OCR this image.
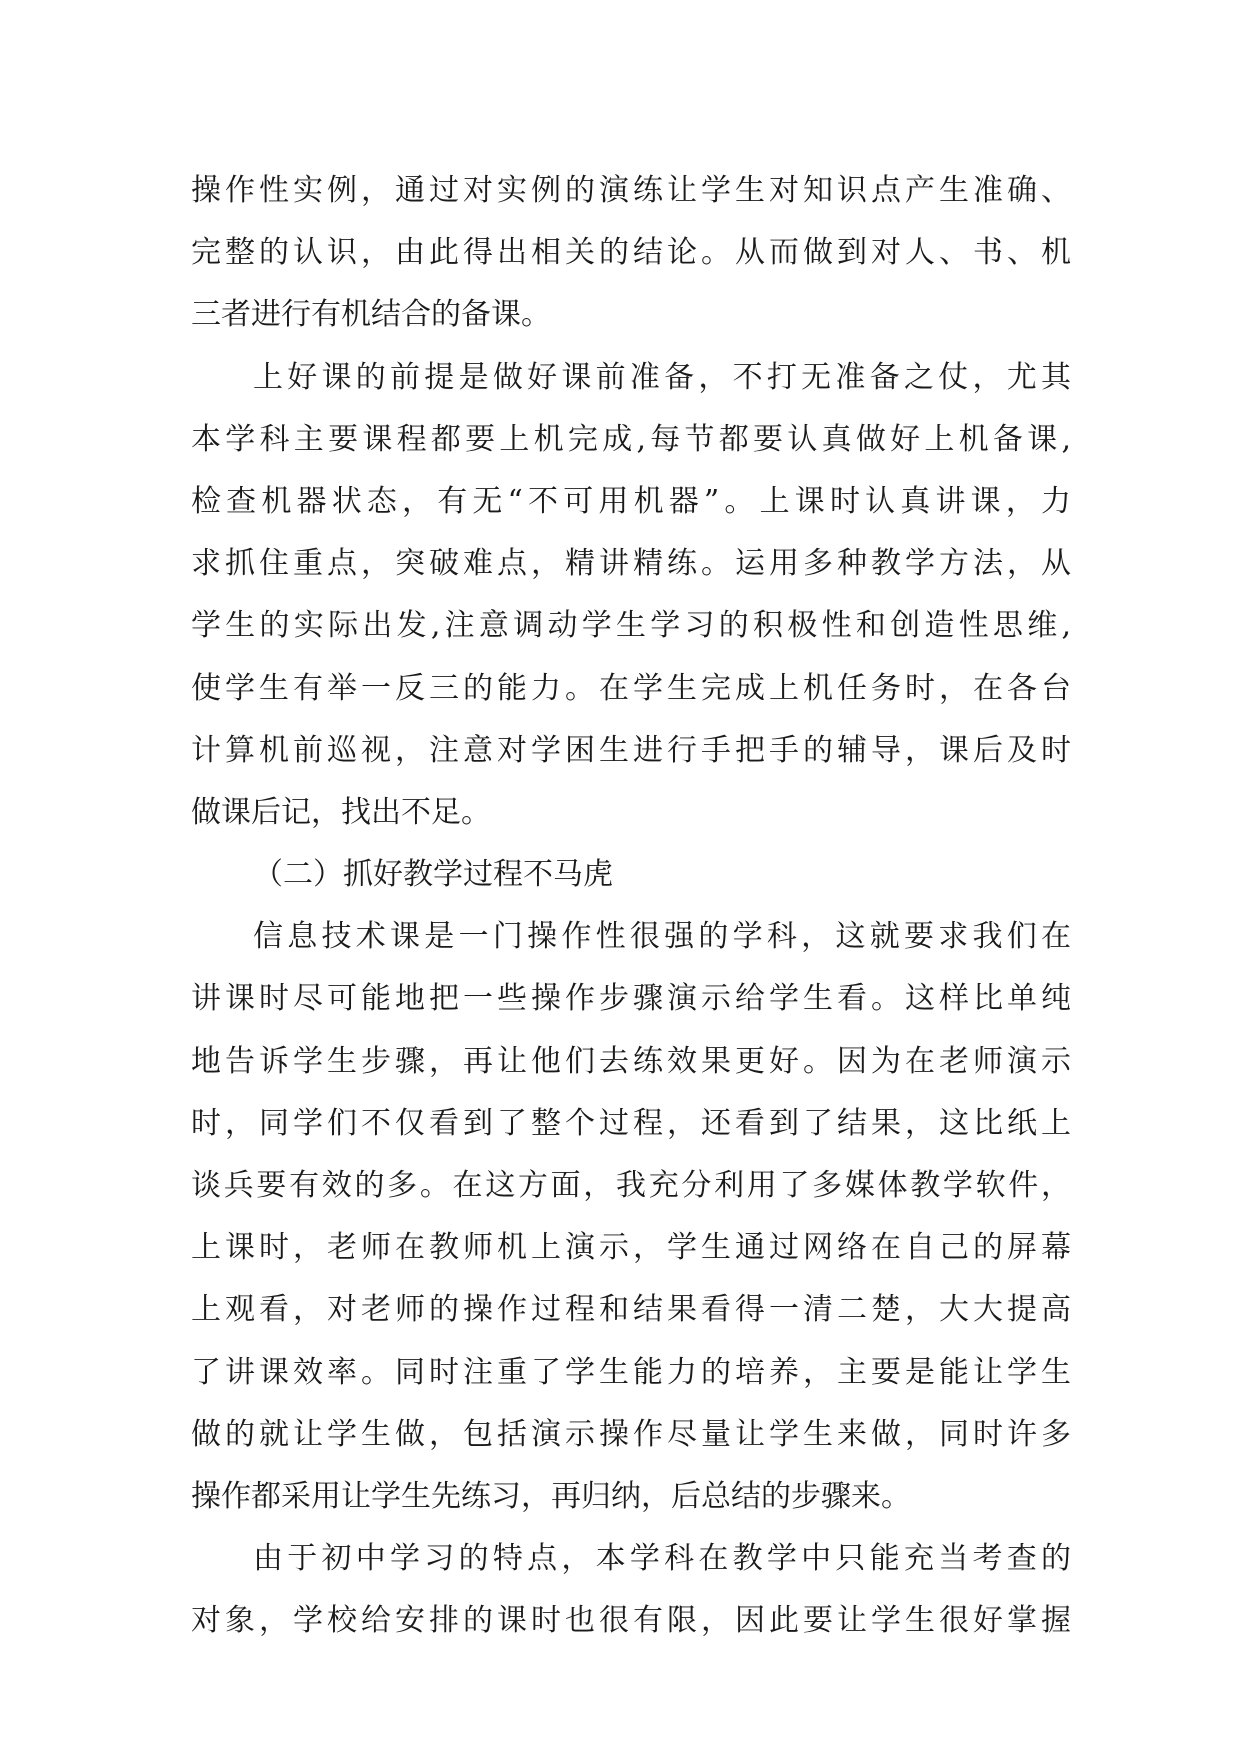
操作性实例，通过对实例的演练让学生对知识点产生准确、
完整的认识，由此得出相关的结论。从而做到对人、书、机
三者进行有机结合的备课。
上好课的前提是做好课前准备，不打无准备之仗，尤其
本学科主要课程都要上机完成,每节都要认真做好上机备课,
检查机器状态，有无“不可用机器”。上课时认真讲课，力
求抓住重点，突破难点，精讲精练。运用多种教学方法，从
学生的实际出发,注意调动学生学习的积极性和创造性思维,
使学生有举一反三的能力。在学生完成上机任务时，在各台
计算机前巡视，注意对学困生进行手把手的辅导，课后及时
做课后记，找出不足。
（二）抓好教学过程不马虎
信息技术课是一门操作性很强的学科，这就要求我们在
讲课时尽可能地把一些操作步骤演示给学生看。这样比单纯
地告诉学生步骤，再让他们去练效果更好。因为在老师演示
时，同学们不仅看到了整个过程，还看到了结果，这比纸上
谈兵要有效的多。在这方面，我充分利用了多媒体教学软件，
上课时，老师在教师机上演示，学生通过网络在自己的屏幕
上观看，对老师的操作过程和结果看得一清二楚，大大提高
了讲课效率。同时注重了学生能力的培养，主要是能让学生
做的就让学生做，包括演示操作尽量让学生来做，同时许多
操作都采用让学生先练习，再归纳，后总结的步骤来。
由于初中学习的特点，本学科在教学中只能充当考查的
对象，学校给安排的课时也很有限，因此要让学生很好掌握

+ + + + +

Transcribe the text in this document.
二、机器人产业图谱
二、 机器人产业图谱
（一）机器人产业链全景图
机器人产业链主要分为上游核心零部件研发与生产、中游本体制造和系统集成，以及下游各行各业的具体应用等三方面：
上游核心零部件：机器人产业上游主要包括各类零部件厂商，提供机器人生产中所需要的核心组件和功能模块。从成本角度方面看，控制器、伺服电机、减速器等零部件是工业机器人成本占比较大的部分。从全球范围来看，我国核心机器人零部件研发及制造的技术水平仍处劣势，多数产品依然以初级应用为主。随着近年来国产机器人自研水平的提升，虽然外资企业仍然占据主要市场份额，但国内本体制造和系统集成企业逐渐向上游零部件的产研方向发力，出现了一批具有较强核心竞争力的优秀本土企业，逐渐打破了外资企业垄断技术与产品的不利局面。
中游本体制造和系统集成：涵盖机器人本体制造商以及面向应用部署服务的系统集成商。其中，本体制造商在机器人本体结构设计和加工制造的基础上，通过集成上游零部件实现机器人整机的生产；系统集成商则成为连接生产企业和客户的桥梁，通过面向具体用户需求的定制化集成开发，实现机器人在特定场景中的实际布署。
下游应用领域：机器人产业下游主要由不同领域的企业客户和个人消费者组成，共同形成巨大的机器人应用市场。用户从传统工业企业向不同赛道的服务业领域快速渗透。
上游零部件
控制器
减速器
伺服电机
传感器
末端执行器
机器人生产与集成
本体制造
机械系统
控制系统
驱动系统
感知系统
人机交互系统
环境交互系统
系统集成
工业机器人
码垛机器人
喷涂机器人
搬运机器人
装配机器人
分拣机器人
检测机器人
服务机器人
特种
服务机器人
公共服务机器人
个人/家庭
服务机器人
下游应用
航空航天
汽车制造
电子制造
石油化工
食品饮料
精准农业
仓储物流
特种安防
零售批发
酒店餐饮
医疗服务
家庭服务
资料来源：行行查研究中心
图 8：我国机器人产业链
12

+ + + + +

▸ **What you will do**
Identify the lines above that contain the word "伺服电机", then copy them.

▸ **Finished answer**
上游核心零部件：机器人产业上游主要包括各类零部件厂商，提供机器人生产中所需要的核心组件和功能模块。从成本角度方面看，控制器、伺服电机、减速器等零部件是工业机器人成本占比较大的部分。从全球范围来看，我国核心机器人零部件研发及制造的技术水平仍处劣势，多数产品依然以初级应用为主。随着近年来国产机器人自研水平的提升，虽然外资企业仍然占据主要市场份额，但国内本体制造和系统集成企业逐渐向上游零部件的产研方向发力，出现了一批具有较强核心竞争力的优秀本土企业，逐渐打破了外资企业垄断技术与产品的不利局面。
伺服电机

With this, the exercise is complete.